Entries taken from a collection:
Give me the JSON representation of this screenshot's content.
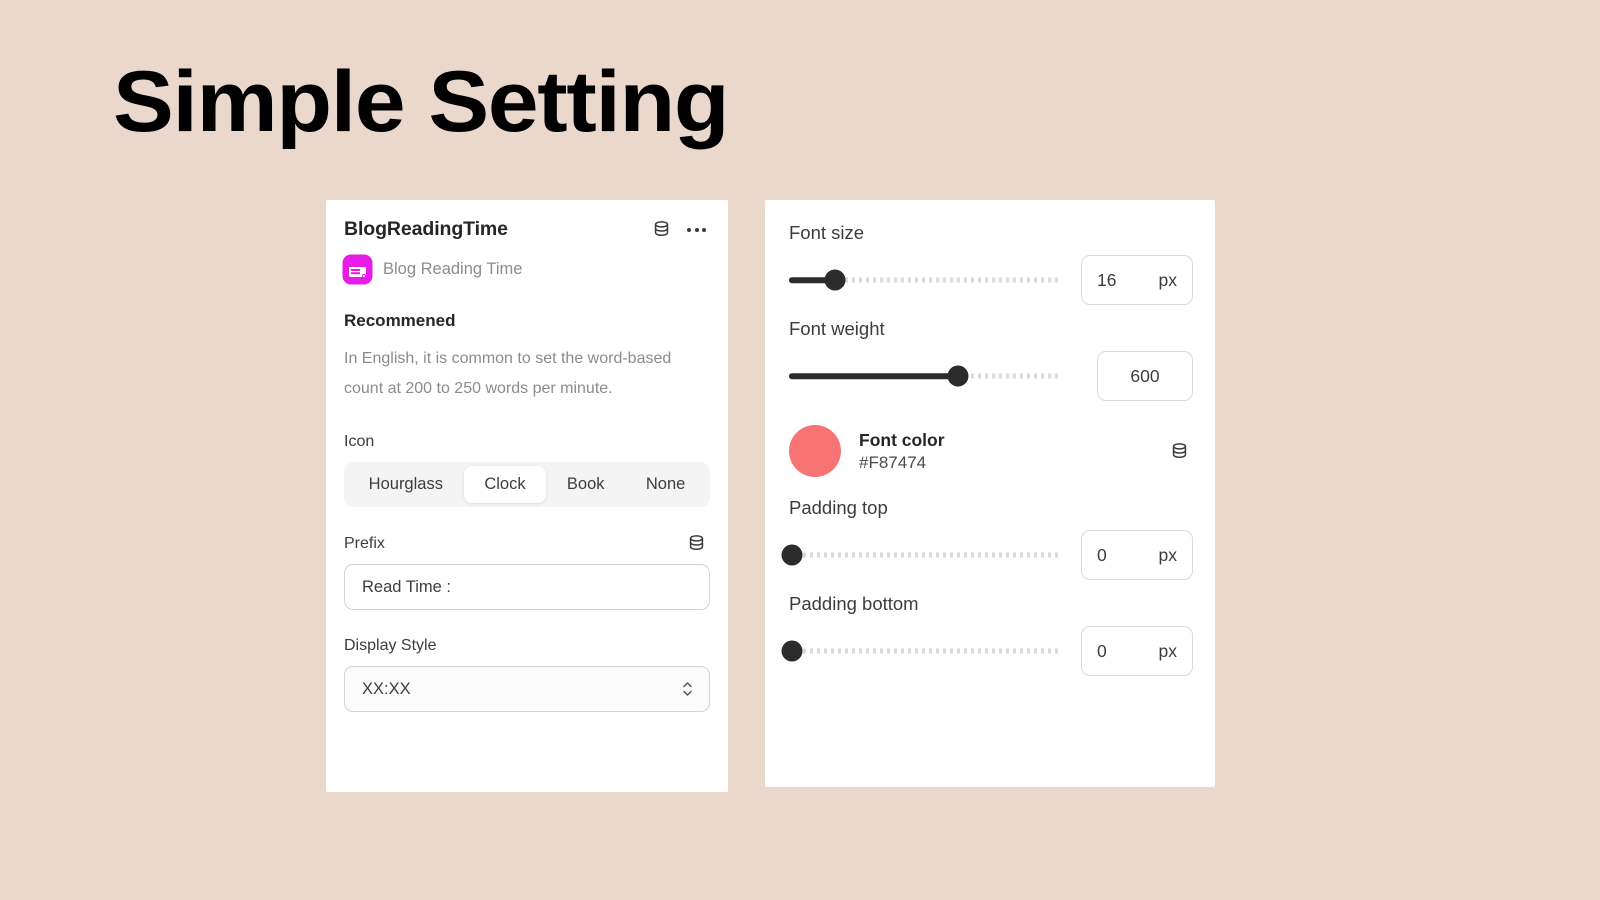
{
  "page": {
    "title": "Simple Setting",
    "background_color": "#EBD8CD"
  },
  "left_panel": {
    "card_title": "BlogReadingTime",
    "header_icons": {
      "database": "database-icon",
      "more": "more-options-icon"
    },
    "app_icon_name": "blog-reading-time-app-icon",
    "app_icon_color": "#E61CE6",
    "subtitle": "Blog Reading Time",
    "recommended": {
      "heading": "Recommened",
      "body": "In English, it is common to set the word-based count at 200 to 250 words per minute."
    },
    "icon_field": {
      "label": "Icon",
      "options": [
        "Hourglass",
        "Clock",
        "Book",
        "None"
      ],
      "selected": "Clock"
    },
    "prefix_field": {
      "label": "Prefix",
      "value": "Read Time :",
      "has_database_icon": true
    },
    "display_style_field": {
      "label": "Display Style",
      "value": "XX:XX"
    }
  },
  "right_panel": {
    "font_size": {
      "label": "Font size",
      "value": "16",
      "unit": "px",
      "slider_percent": 17
    },
    "font_weight": {
      "label": "Font weight",
      "value": "600",
      "unit": "",
      "slider_percent": 62
    },
    "font_color": {
      "label": "Font color",
      "hex": "#F87474",
      "swatch_color": "#F87474",
      "has_database_icon": true
    },
    "padding_top": {
      "label": "Padding top",
      "value": "0",
      "unit": "px",
      "slider_percent": 0
    },
    "padding_bottom": {
      "label": "Padding bottom",
      "value": "0",
      "unit": "px",
      "slider_percent": 0
    }
  }
}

→ **Work to complete**
Your copy of the data above should match it exactly, except that pictures are left out.

→ **Solution to this exercise**
Give me the JSON representation of this screenshot's content.
{
  "page": {
    "title": "Simple Setting",
    "background_color": "#EBD8CD"
  },
  "left_panel": {
    "card_title": "BlogReadingTime",
    "header_icons": {
      "database": "database-icon",
      "more": "more-options-icon"
    },
    "app_icon_name": "blog-reading-time-app-icon",
    "app_icon_color": "#E61CE6",
    "subtitle": "Blog Reading Time",
    "recommended": {
      "heading": "Recommened",
      "body": "In English, it is common to set the word-based count at 200 to 250 words per minute."
    },
    "icon_field": {
      "label": "Icon",
      "options": [
        "Hourglass",
        "Clock",
        "Book",
        "None"
      ],
      "selected": "Clock"
    },
    "prefix_field": {
      "label": "Prefix",
      "value": "Read Time :",
      "has_database_icon": true
    },
    "display_style_field": {
      "label": "Display Style",
      "value": "XX:XX"
    }
  },
  "right_panel": {
    "font_size": {
      "label": "Font size",
      "value": "16",
      "unit": "px",
      "slider_percent": 17
    },
    "font_weight": {
      "label": "Font weight",
      "value": "600",
      "unit": "",
      "slider_percent": 62
    },
    "font_color": {
      "label": "Font color",
      "hex": "#F87474",
      "swatch_color": "#F87474",
      "has_database_icon": true
    },
    "padding_top": {
      "label": "Padding top",
      "value": "0",
      "unit": "px",
      "slider_percent": 0
    },
    "padding_bottom": {
      "label": "Padding bottom",
      "value": "0",
      "unit": "px",
      "slider_percent": 0
    }
  }
}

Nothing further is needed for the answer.